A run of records
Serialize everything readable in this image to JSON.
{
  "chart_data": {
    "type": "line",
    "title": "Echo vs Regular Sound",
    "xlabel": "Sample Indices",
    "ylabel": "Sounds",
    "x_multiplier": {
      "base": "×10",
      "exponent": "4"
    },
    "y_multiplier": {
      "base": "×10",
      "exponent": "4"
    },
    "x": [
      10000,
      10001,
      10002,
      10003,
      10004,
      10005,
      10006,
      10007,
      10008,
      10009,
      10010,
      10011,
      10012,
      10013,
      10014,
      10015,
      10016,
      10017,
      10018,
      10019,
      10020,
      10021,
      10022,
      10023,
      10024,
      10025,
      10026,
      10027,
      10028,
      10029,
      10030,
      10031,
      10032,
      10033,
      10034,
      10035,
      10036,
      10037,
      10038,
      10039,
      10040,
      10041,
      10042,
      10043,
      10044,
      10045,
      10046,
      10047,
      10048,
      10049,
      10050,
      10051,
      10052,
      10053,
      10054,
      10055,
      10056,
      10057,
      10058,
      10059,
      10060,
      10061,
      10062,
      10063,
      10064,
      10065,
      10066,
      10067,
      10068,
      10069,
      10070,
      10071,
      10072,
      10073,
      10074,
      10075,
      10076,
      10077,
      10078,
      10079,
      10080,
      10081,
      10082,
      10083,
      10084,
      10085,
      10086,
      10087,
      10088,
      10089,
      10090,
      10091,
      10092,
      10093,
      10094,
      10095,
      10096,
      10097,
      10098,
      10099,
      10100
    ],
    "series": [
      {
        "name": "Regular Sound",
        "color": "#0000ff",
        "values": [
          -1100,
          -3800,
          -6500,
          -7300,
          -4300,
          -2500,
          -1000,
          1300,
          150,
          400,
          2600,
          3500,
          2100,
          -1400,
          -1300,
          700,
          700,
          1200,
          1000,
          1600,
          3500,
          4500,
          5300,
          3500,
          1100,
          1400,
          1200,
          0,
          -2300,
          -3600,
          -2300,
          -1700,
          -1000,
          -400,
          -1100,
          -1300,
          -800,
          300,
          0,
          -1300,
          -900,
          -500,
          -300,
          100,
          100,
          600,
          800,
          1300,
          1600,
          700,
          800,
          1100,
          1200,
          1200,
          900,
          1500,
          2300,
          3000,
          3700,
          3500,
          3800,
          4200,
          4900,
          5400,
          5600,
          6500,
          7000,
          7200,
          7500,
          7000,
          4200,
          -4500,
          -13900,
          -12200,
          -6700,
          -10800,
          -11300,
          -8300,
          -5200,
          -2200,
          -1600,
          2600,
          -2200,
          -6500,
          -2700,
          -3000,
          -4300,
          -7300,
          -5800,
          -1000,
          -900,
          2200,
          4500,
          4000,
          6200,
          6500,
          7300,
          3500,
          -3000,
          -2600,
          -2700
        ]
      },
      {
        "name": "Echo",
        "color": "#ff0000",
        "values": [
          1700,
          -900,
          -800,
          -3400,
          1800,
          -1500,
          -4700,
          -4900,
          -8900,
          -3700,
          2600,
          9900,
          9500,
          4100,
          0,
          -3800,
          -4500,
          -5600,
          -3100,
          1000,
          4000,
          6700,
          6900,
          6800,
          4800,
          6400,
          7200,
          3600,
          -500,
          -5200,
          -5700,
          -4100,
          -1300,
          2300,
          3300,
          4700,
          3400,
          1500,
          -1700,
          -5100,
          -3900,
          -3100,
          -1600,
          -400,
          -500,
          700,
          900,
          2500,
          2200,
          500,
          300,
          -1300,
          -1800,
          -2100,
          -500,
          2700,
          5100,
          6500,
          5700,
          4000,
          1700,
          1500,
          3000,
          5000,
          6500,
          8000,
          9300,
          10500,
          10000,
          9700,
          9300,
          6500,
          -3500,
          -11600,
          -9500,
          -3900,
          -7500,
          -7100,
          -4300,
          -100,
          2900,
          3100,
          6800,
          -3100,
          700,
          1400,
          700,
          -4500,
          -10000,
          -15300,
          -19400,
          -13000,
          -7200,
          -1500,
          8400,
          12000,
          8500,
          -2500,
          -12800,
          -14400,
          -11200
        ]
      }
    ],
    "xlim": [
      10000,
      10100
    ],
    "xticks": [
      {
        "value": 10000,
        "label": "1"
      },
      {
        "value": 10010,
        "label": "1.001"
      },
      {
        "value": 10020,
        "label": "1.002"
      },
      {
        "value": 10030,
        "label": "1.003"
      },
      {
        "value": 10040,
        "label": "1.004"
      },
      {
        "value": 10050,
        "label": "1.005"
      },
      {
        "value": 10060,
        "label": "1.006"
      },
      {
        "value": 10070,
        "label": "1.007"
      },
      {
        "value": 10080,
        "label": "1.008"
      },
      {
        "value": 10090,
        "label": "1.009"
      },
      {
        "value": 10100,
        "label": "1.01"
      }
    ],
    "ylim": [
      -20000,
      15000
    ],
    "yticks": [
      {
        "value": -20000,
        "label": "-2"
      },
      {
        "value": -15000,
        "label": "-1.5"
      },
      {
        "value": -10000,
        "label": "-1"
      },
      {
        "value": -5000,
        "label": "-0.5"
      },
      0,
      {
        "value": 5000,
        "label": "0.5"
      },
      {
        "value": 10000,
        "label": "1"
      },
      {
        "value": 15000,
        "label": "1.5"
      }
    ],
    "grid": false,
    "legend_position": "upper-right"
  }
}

_WHAT YOU NEED TO DO_: Write out every entry word for word.

_RESPONSE TO THIS EXERCISE_:
Serialize everything readable in this image to JSON.
{
  "chart_data": {
    "type": "line",
    "title": "Echo vs Regular Sound",
    "xlabel": "Sample Indices",
    "ylabel": "Sounds",
    "x_multiplier": {
      "base": "×10",
      "exponent": "4"
    },
    "y_multiplier": {
      "base": "×10",
      "exponent": "4"
    },
    "x": [
      10000,
      10001,
      10002,
      10003,
      10004,
      10005,
      10006,
      10007,
      10008,
      10009,
      10010,
      10011,
      10012,
      10013,
      10014,
      10015,
      10016,
      10017,
      10018,
      10019,
      10020,
      10021,
      10022,
      10023,
      10024,
      10025,
      10026,
      10027,
      10028,
      10029,
      10030,
      10031,
      10032,
      10033,
      10034,
      10035,
      10036,
      10037,
      10038,
      10039,
      10040,
      10041,
      10042,
      10043,
      10044,
      10045,
      10046,
      10047,
      10048,
      10049,
      10050,
      10051,
      10052,
      10053,
      10054,
      10055,
      10056,
      10057,
      10058,
      10059,
      10060,
      10061,
      10062,
      10063,
      10064,
      10065,
      10066,
      10067,
      10068,
      10069,
      10070,
      10071,
      10072,
      10073,
      10074,
      10075,
      10076,
      10077,
      10078,
      10079,
      10080,
      10081,
      10082,
      10083,
      10084,
      10085,
      10086,
      10087,
      10088,
      10089,
      10090,
      10091,
      10092,
      10093,
      10094,
      10095,
      10096,
      10097,
      10098,
      10099,
      10100
    ],
    "series": [
      {
        "name": "Regular Sound",
        "color": "#0000ff",
        "values": [
          -1100,
          -3800,
          -6500,
          -7300,
          -4300,
          -2500,
          -1000,
          1300,
          150,
          400,
          2600,
          3500,
          2100,
          -1400,
          -1300,
          700,
          700,
          1200,
          1000,
          1600,
          3500,
          4500,
          5300,
          3500,
          1100,
          1400,
          1200,
          0,
          -2300,
          -3600,
          -2300,
          -1700,
          -1000,
          -400,
          -1100,
          -1300,
          -800,
          300,
          0,
          -1300,
          -900,
          -500,
          -300,
          100,
          100,
          600,
          800,
          1300,
          1600,
          700,
          800,
          1100,
          1200,
          1200,
          900,
          1500,
          2300,
          3000,
          3700,
          3500,
          3800,
          4200,
          4900,
          5400,
          5600,
          6500,
          7000,
          7200,
          7500,
          7000,
          4200,
          -4500,
          -13900,
          -12200,
          -6700,
          -10800,
          -11300,
          -8300,
          -5200,
          -2200,
          -1600,
          2600,
          -2200,
          -6500,
          -2700,
          -3000,
          -4300,
          -7300,
          -5800,
          -1000,
          -900,
          2200,
          4500,
          4000,
          6200,
          6500,
          7300,
          3500,
          -3000,
          -2600,
          -2700
        ]
      },
      {
        "name": "Echo",
        "color": "#ff0000",
        "values": [
          1700,
          -900,
          -800,
          -3400,
          1800,
          -1500,
          -4700,
          -4900,
          -8900,
          -3700,
          2600,
          9900,
          9500,
          4100,
          0,
          -3800,
          -4500,
          -5600,
          -3100,
          1000,
          4000,
          6700,
          6900,
          6800,
          4800,
          6400,
          7200,
          3600,
          -500,
          -5200,
          -5700,
          -4100,
          -1300,
          2300,
          3300,
          4700,
          3400,
          1500,
          -1700,
          -5100,
          -3900,
          -3100,
          -1600,
          -400,
          -500,
          700,
          900,
          2500,
          2200,
          500,
          300,
          -1300,
          -1800,
          -2100,
          -500,
          2700,
          5100,
          6500,
          5700,
          4000,
          1700,
          1500,
          3000,
          5000,
          6500,
          8000,
          9300,
          10500,
          10000,
          9700,
          9300,
          6500,
          -3500,
          -11600,
          -9500,
          -3900,
          -7500,
          -7100,
          -4300,
          -100,
          2900,
          3100,
          6800,
          -3100,
          700,
          1400,
          700,
          -4500,
          -10000,
          -15300,
          -19400,
          -13000,
          -7200,
          -1500,
          8400,
          12000,
          8500,
          -2500,
          -12800,
          -14400,
          -11200
        ]
      }
    ],
    "xlim": [
      10000,
      10100
    ],
    "xticks": [
      {
        "value": 10000,
        "label": "1"
      },
      {
        "value": 10010,
        "label": "1.001"
      },
      {
        "value": 10020,
        "label": "1.002"
      },
      {
        "value": 10030,
        "label": "1.003"
      },
      {
        "value": 10040,
        "label": "1.004"
      },
      {
        "value": 10050,
        "label": "1.005"
      },
      {
        "value": 10060,
        "label": "1.006"
      },
      {
        "value": 10070,
        "label": "1.007"
      },
      {
        "value": 10080,
        "label": "1.008"
      },
      {
        "value": 10090,
        "label": "1.009"
      },
      {
        "value": 10100,
        "label": "1.01"
      }
    ],
    "ylim": [
      -20000,
      15000
    ],
    "yticks": [
      {
        "value": -20000,
        "label": "-2"
      },
      {
        "value": -15000,
        "label": "-1.5"
      },
      {
        "value": -10000,
        "label": "-1"
      },
      {
        "value": -5000,
        "label": "-0.5"
      },
      0,
      {
        "value": 5000,
        "label": "0.5"
      },
      {
        "value": 10000,
        "label": "1"
      },
      {
        "value": 15000,
        "label": "1.5"
      }
    ],
    "grid": false,
    "legend_position": "upper-right"
  }
}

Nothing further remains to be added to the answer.